··· STORED ROWS ···

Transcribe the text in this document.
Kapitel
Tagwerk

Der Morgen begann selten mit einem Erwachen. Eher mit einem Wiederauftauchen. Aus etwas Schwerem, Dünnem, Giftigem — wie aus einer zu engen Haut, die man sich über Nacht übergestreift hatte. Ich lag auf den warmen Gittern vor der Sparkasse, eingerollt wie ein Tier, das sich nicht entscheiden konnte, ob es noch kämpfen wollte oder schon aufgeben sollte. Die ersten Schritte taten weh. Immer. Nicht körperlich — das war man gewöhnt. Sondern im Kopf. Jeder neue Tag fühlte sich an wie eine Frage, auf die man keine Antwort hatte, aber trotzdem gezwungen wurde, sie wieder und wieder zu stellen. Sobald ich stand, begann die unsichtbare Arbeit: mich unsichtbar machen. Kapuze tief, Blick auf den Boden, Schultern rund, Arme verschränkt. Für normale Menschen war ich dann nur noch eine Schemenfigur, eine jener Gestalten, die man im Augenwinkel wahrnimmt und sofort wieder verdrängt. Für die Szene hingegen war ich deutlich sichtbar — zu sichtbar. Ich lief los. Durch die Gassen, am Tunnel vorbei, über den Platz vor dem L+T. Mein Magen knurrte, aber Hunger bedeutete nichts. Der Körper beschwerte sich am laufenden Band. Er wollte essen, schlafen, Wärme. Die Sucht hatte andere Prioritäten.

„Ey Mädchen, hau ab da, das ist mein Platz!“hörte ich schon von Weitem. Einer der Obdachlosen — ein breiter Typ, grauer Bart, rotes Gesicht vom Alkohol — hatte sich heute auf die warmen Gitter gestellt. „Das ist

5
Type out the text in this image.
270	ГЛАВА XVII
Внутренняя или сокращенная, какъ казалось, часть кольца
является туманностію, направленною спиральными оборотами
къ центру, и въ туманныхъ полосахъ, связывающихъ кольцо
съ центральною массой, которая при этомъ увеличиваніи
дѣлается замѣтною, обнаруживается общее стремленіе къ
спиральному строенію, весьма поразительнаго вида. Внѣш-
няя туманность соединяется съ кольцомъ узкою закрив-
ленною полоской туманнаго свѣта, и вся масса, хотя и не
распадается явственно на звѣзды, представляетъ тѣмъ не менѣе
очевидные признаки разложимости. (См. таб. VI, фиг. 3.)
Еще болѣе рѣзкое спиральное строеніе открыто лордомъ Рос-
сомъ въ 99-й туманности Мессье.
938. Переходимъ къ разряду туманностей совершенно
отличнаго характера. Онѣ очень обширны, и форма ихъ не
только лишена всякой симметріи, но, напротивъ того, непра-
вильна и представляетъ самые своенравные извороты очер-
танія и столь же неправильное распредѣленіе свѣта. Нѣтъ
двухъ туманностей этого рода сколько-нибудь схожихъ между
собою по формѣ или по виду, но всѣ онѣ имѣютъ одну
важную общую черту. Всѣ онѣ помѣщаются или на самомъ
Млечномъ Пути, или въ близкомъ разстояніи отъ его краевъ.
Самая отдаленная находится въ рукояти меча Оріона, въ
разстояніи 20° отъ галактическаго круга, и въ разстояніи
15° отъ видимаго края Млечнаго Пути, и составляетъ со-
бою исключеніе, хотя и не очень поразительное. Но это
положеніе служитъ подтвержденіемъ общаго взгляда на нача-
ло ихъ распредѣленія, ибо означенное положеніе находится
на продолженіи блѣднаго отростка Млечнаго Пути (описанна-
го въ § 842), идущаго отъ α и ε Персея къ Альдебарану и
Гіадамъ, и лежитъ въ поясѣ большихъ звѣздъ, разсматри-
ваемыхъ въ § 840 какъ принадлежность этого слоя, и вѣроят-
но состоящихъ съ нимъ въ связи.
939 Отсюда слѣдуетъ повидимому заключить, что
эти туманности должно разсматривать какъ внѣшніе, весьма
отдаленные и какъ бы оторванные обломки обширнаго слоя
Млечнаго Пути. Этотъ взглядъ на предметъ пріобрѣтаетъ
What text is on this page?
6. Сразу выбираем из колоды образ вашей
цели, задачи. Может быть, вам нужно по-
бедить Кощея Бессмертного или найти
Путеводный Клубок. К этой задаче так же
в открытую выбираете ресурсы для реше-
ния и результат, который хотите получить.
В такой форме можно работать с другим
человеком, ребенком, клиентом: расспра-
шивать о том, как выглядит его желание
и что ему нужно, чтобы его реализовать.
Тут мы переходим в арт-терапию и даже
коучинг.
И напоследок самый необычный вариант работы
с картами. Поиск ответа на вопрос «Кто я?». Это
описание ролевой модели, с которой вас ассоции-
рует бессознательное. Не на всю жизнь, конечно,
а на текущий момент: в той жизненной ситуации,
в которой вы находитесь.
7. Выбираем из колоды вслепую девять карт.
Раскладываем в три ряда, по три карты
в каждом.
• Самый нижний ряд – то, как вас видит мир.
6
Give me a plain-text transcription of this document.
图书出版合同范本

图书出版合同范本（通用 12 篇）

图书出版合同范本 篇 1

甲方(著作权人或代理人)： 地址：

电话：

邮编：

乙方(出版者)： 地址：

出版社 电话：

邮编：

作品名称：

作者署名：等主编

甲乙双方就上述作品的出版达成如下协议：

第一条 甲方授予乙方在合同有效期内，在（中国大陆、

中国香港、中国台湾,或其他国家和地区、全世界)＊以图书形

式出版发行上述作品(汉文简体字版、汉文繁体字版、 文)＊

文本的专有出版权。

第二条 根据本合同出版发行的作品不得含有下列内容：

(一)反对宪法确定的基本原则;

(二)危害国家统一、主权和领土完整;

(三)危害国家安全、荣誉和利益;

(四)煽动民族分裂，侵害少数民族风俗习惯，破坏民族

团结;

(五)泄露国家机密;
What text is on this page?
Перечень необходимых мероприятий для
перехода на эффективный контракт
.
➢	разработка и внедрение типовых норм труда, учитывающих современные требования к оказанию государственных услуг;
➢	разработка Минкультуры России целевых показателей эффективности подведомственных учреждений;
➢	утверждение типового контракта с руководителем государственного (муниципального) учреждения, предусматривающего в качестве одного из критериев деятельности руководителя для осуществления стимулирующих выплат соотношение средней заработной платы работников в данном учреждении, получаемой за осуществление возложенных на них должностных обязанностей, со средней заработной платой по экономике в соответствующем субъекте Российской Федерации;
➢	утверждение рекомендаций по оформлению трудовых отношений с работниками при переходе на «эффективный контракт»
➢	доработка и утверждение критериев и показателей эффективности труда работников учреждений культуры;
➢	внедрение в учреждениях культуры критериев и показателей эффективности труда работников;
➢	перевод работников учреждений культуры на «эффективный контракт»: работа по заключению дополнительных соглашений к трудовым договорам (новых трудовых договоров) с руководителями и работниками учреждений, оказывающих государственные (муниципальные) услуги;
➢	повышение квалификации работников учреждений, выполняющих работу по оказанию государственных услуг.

···

Return each entry from above without altering a single character.

TASK RESPONSE »
Transcribe the text in this document.
Kapitel
Tagwerk

Der Morgen begann selten mit einem Erwachen. Eher mit einem Wiederauftauchen. Aus etwas Schwerem, Dünnem, Giftigem — wie aus einer zu engen Haut, die man sich über Nacht übergestreift hatte. Ich lag auf den warmen Gittern vor der Sparkasse, eingerollt wie ein Tier, das sich nicht entscheiden konnte, ob es noch kämpfen wollte oder schon aufgeben sollte. Die ersten Schritte taten weh. Immer. Nicht körperlich — das war man gewöhnt. Sondern im Kopf. Jeder neue Tag fühlte sich an wie eine Frage, auf die man keine Antwort hatte, aber trotzdem gezwungen wurde, sie wieder und wieder zu stellen. Sobald ich stand, begann die unsichtbare Arbeit: mich unsichtbar machen. Kapuze tief, Blick auf den Boden, Schultern rund, Arme verschränkt. Für normale Menschen war ich dann nur noch eine Schemenfigur, eine jener Gestalten, die man im Augenwinkel wahrnimmt und sofort wieder verdrängt. Für die Szene hingegen war ich deutlich sichtbar — zu sichtbar. Ich lief los. Durch die Gassen, am Tunnel vorbei, über den Platz vor dem L+T. Mein Magen knurrte, aber Hunger bedeutete nichts. Der Körper beschwerte sich am laufenden Band. Er wollte essen, schlafen, Wärme. Die Sucht hatte andere Prioritäten.

„Ey Mädchen, hau ab da, das ist mein Platz!“hörte ich schon von Weitem. Einer der Obdachlosen — ein breiter Typ, grauer Bart, rotes Gesicht vom Alkohol — hatte sich heute auf die warmen Gitter gestellt. „Das ist

5
Type out the text in this image.
270	ГЛАВА XVII
Внутренняя или сокращенная, какъ казалось, часть кольца
является туманностію, направленною спиральными оборотами
къ центру, и въ туманныхъ полосахъ, связывающихъ кольцо
съ центральною массой, которая при этомъ увеличиваніи
дѣлается замѣтною, обнаруживается общее стремленіе къ
спиральному строенію, весьма поразительнаго вида. Внѣш-
няя туманность соединяется съ кольцомъ узкою закрив-
ленною полоской туманнаго свѣта, и вся масса, хотя и не
распадается явственно на звѣзды, представляетъ тѣмъ не менѣе
очевидные признаки разложимости. (См. таб. VI, фиг. 3.)
Еще болѣе рѣзкое спиральное строеніе открыто лордомъ Рос-
сомъ въ 99-й туманности Мессье.
938. Переходимъ къ разряду туманностей совершенно
отличнаго характера. Онѣ очень обширны, и форма ихъ не
только лишена всякой симметріи, но, напротивъ того, непра-
вильна и представляетъ самые своенравные извороты очер-
танія и столь же неправильное распредѣленіе свѣта. Нѣтъ
двухъ туманностей этого рода сколько-нибудь схожихъ между
собою по формѣ или по виду, но всѣ онѣ имѣютъ одну
важную общую черту. Всѣ онѣ помѣщаются или на самомъ
Млечномъ Пути, или въ близкомъ разстояніи отъ его краевъ.
Самая отдаленная находится въ рукояти меча Оріона, въ
разстояніи 20° отъ галактическаго круга, и въ разстояніи
15° отъ видимаго края Млечнаго Пути, и составляетъ со-
бою исключеніе, хотя и не очень поразительное. Но это
положеніе служитъ подтвержденіемъ общаго взгляда на нача-
ло ихъ распредѣленія, ибо означенное положеніе находится
на продолженіи блѣднаго отростка Млечнаго Пути (описанна-
го въ § 842), идущаго отъ α и ε Персея къ Альдебарану и
Гіадамъ, и лежитъ въ поясѣ большихъ звѣздъ, разсматри-
ваемыхъ въ § 840 какъ принадлежность этого слоя, и вѣроят-
но состоящихъ съ нимъ въ связи.
939 Отсюда слѣдуетъ повидимому заключить, что
эти туманности должно разсматривать какъ внѣшніе, весьма
отдаленные и какъ бы оторванные обломки обширнаго слоя
Млечнаго Пути. Этотъ взглядъ на предметъ пріобрѣтаетъ
What text is on this page?
6. Сразу выбираем из колоды образ вашей
цели, задачи. Может быть, вам нужно по-
бедить Кощея Бессмертного или найти
Путеводный Клубок. К этой задаче так же
в открытую выбираете ресурсы для реше-
ния и результат, который хотите получить.
В такой форме можно работать с другим
человеком, ребенком, клиентом: расспра-
шивать о том, как выглядит его желание
и что ему нужно, чтобы его реализовать.
Тут мы переходим в арт-терапию и даже
коучинг.
И напоследок самый необычный вариант работы
с картами. Поиск ответа на вопрос «Кто я?». Это
описание ролевой модели, с которой вас ассоции-
рует бессознательное. Не на всю жизнь, конечно,
а на текущий момент: в той жизненной ситуации,
в которой вы находитесь.
7. Выбираем из колоды вслепую девять карт.
Раскладываем в три ряда, по три карты
в каждом.
• Самый нижний ряд – то, как вас видит мир.
6
Give me a plain-text transcription of this document.
图书出版合同范本

图书出版合同范本（通用 12 篇）

图书出版合同范本 篇 1

甲方(著作权人或代理人)： 地址：

电话：

邮编：

乙方(出版者)： 地址：

出版社 电话：

邮编：

作品名称：

作者署名：等主编

甲乙双方就上述作品的出版达成如下协议：

第一条 甲方授予乙方在合同有效期内，在（中国大陆、

中国香港、中国台湾,或其他国家和地区、全世界)＊以图书形

式出版发行上述作品(汉文简体字版、汉文繁体字版、 文)＊

文本的专有出版权。

第二条 根据本合同出版发行的作品不得含有下列内容：

(一)反对宪法确定的基本原则;

(二)危害国家统一、主权和领土完整;

(三)危害国家安全、荣誉和利益;

(四)煽动民族分裂，侵害少数民族风俗习惯，破坏民族

团结;

(五)泄露国家机密;
What text is on this page?
Перечень необходимых мероприятий для
перехода на эффективный контракт
.
➢	разработка и внедрение типовых норм труда, учитывающих современные требования к оказанию государственных услуг;
➢	разработка Минкультуры России целевых показателей эффективности подведомственных учреждений;
➢	утверждение типового контракта с руководителем государственного (муниципального) учреждения, предусматривающего в качестве одного из критериев деятельности руководителя для осуществления стимулирующих выплат соотношение средней заработной платы работников в данном учреждении, получаемой за осуществление возложенных на них должностных обязанностей, со средней заработной платой по экономике в соответствующем субъекте Российской Федерации;
➢	утверждение рекомендаций по оформлению трудовых отношений с работниками при переходе на «эффективный контракт»
➢	доработка и утверждение критериев и показателей эффективности труда работников учреждений культуры;
➢	внедрение в учреждениях культуры критериев и показателей эффективности труда работников;
➢	перевод работников учреждений культуры на «эффективный контракт»: работа по заключению дополнительных соглашений к трудовым договорам (новых трудовых договоров) с руководителями и работниками учреждений, оказывающих государственные (муниципальные) услуги;
➢	повышение квалификации работников учреждений, выполняющих работу по оказанию государственных услуг.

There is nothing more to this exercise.